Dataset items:
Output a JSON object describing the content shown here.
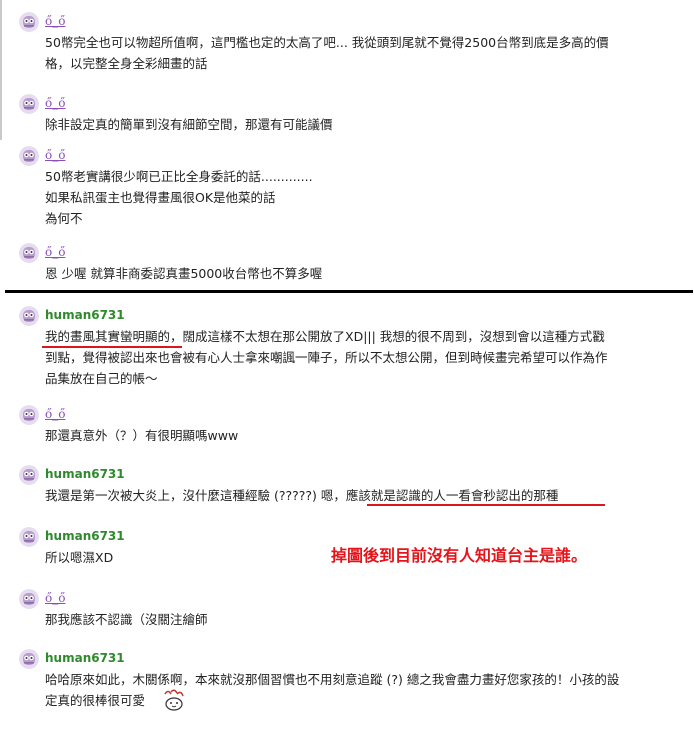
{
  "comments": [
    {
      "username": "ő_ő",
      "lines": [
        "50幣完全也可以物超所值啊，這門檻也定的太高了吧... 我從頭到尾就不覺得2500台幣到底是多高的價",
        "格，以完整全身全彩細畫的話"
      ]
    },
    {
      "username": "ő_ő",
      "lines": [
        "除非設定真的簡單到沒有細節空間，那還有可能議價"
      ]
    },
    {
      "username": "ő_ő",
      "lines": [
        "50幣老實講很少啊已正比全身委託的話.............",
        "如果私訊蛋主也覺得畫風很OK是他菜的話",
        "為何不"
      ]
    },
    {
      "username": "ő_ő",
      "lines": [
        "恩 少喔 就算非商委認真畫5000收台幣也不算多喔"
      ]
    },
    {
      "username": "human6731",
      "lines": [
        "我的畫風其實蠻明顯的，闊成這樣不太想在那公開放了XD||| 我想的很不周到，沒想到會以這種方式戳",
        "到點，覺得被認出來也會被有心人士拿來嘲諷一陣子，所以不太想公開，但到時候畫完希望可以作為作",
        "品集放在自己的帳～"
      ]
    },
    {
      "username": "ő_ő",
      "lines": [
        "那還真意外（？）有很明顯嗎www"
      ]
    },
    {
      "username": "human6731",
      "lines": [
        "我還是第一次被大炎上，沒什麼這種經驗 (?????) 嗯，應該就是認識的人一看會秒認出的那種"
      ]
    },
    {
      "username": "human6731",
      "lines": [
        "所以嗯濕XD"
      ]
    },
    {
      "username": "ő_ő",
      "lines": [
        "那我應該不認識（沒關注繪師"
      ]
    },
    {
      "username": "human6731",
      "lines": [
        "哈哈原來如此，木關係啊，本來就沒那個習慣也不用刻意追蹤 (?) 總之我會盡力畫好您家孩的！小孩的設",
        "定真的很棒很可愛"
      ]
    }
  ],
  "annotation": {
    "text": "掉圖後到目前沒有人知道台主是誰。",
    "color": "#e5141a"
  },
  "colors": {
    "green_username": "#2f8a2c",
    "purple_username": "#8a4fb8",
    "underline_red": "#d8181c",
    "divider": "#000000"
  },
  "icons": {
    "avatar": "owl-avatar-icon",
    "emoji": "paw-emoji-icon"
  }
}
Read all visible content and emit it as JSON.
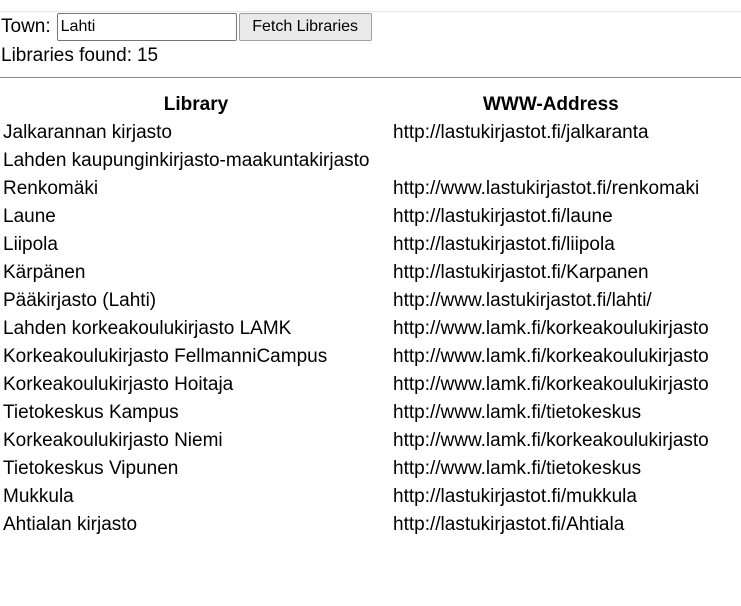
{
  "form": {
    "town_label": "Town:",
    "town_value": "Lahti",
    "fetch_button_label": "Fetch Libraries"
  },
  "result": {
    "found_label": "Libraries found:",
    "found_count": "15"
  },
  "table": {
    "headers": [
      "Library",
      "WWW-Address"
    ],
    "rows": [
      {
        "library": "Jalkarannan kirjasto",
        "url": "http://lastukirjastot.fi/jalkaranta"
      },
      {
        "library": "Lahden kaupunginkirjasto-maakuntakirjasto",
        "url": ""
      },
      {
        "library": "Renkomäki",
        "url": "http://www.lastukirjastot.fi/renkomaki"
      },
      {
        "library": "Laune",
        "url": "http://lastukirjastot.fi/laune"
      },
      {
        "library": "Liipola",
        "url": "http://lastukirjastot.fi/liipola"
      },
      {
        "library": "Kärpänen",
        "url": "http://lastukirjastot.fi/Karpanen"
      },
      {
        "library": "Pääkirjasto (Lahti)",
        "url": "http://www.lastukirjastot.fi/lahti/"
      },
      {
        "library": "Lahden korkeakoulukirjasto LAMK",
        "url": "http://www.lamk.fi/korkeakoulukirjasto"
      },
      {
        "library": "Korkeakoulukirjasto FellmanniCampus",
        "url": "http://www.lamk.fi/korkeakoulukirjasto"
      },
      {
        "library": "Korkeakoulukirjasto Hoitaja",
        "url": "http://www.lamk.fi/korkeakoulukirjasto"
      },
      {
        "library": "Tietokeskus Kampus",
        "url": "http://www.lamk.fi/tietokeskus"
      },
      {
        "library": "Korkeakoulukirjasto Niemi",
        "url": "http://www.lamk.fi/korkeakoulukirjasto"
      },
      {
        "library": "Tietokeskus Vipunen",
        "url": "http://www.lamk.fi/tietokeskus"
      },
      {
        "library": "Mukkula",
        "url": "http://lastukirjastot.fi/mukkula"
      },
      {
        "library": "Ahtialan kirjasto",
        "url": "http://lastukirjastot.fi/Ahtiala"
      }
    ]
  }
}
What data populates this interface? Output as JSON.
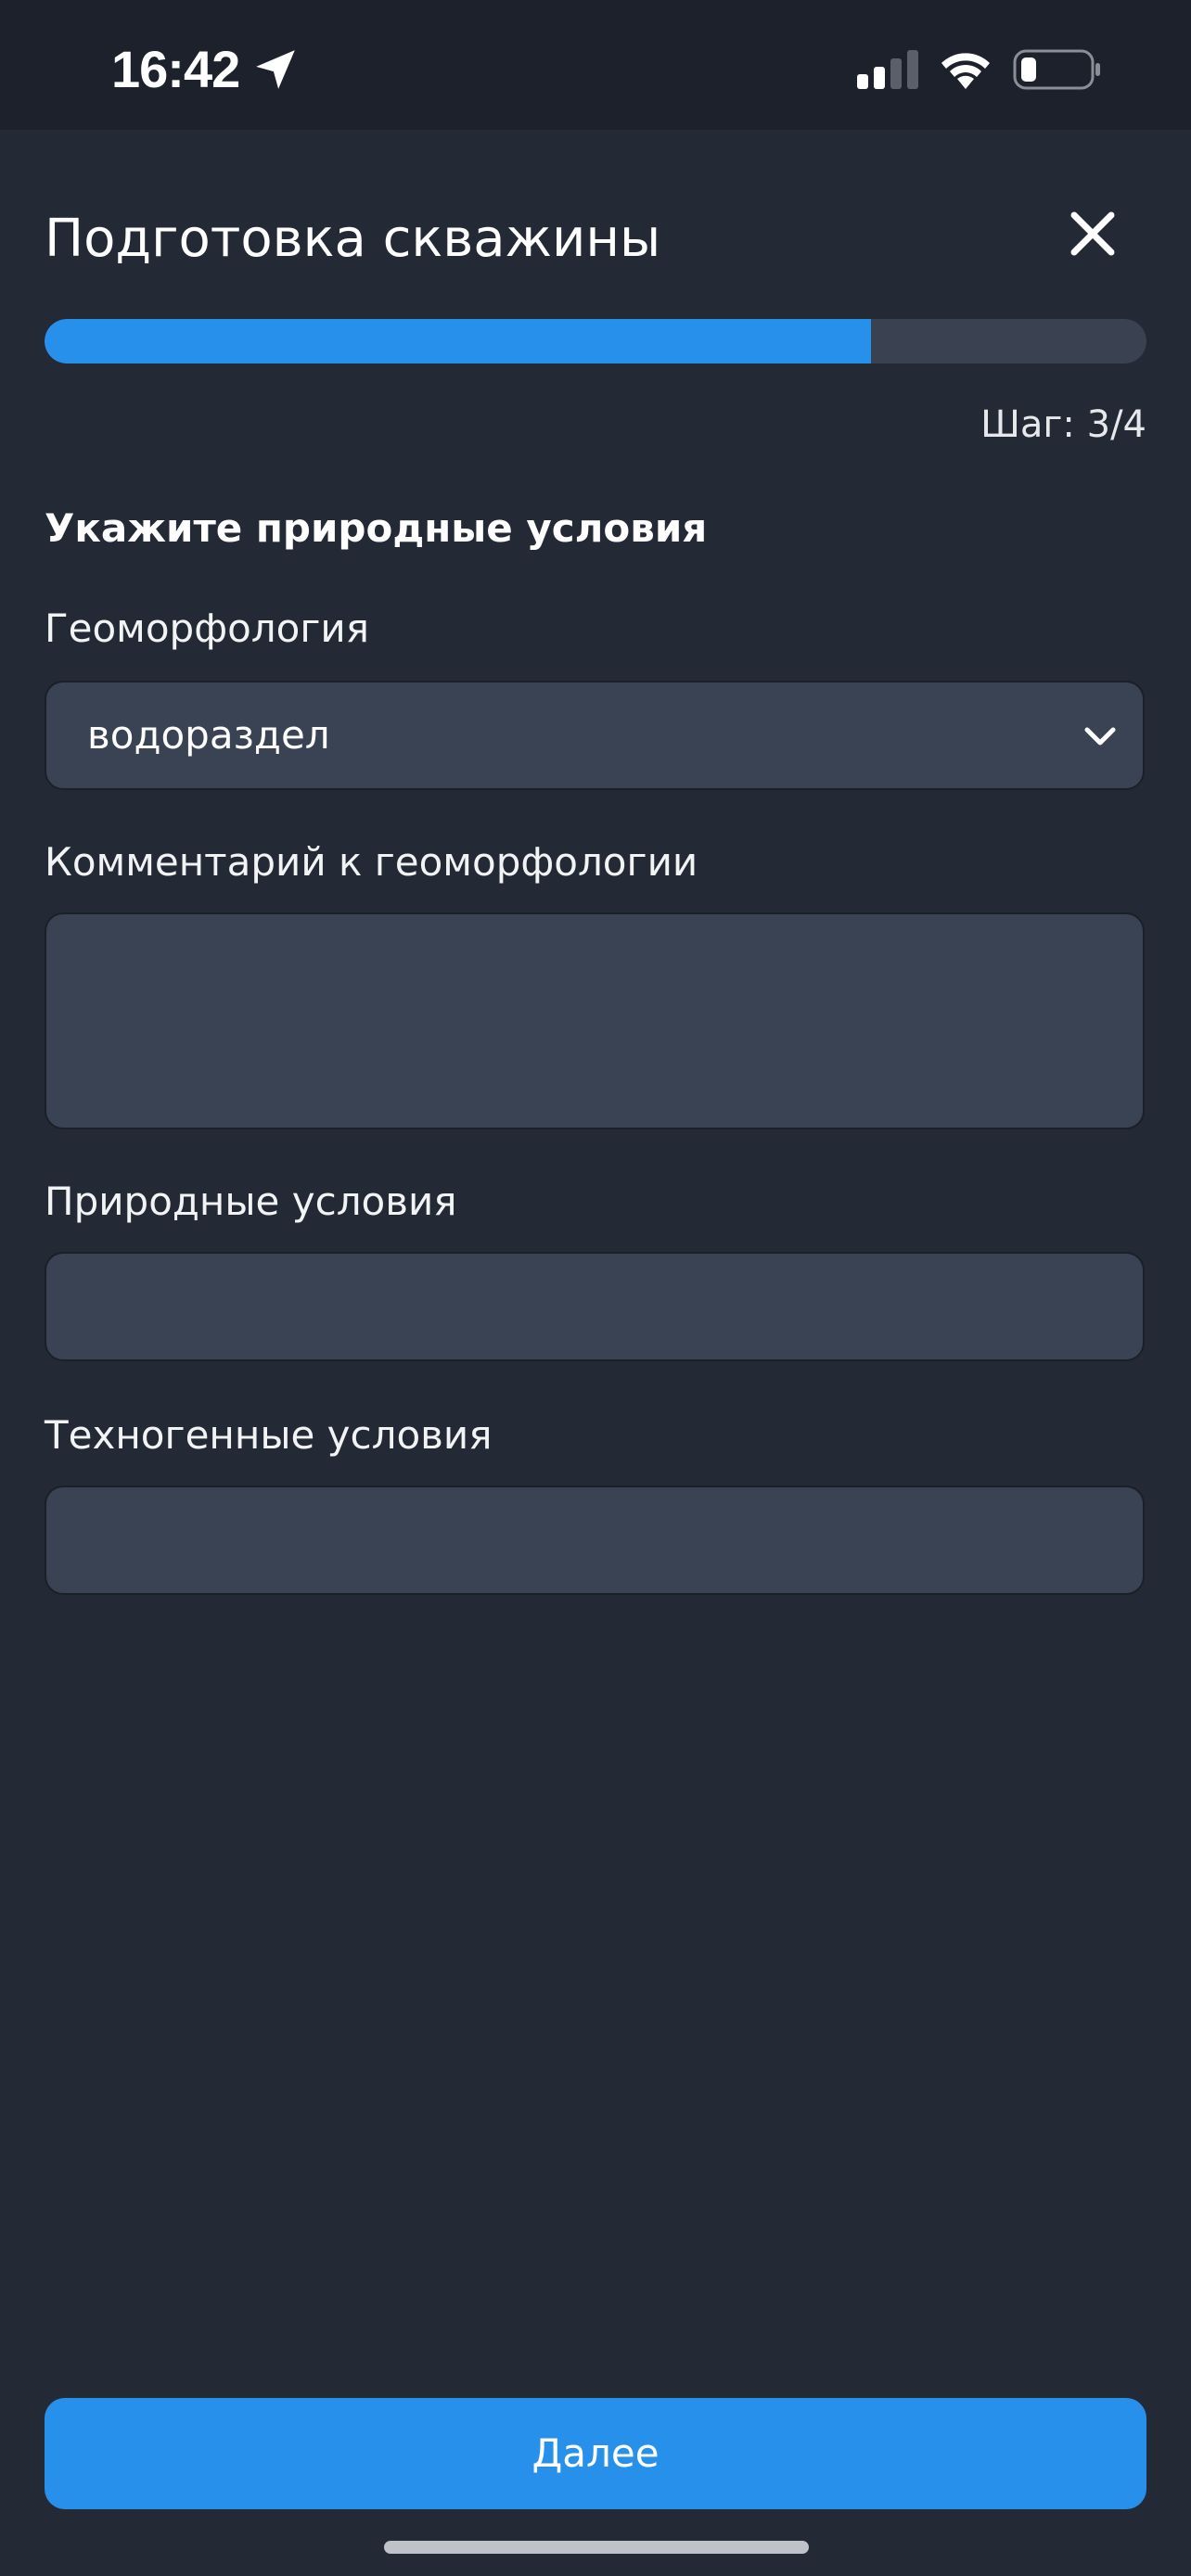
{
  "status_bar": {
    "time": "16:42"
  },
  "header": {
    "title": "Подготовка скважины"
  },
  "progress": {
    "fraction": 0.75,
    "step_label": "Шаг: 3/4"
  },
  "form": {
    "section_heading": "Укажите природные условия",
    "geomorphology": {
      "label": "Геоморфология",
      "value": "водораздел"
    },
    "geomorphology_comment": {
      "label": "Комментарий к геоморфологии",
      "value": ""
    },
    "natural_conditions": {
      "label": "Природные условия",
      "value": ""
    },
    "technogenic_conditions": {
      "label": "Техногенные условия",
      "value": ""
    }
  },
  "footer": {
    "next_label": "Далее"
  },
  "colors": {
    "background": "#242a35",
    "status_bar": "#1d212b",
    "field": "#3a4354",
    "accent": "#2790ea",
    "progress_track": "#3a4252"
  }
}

**AIM OF THE EXERCISE**
Return solely the number of lines in the data that include the word "Lahden".

**ANSWER FOR THE TASK**
2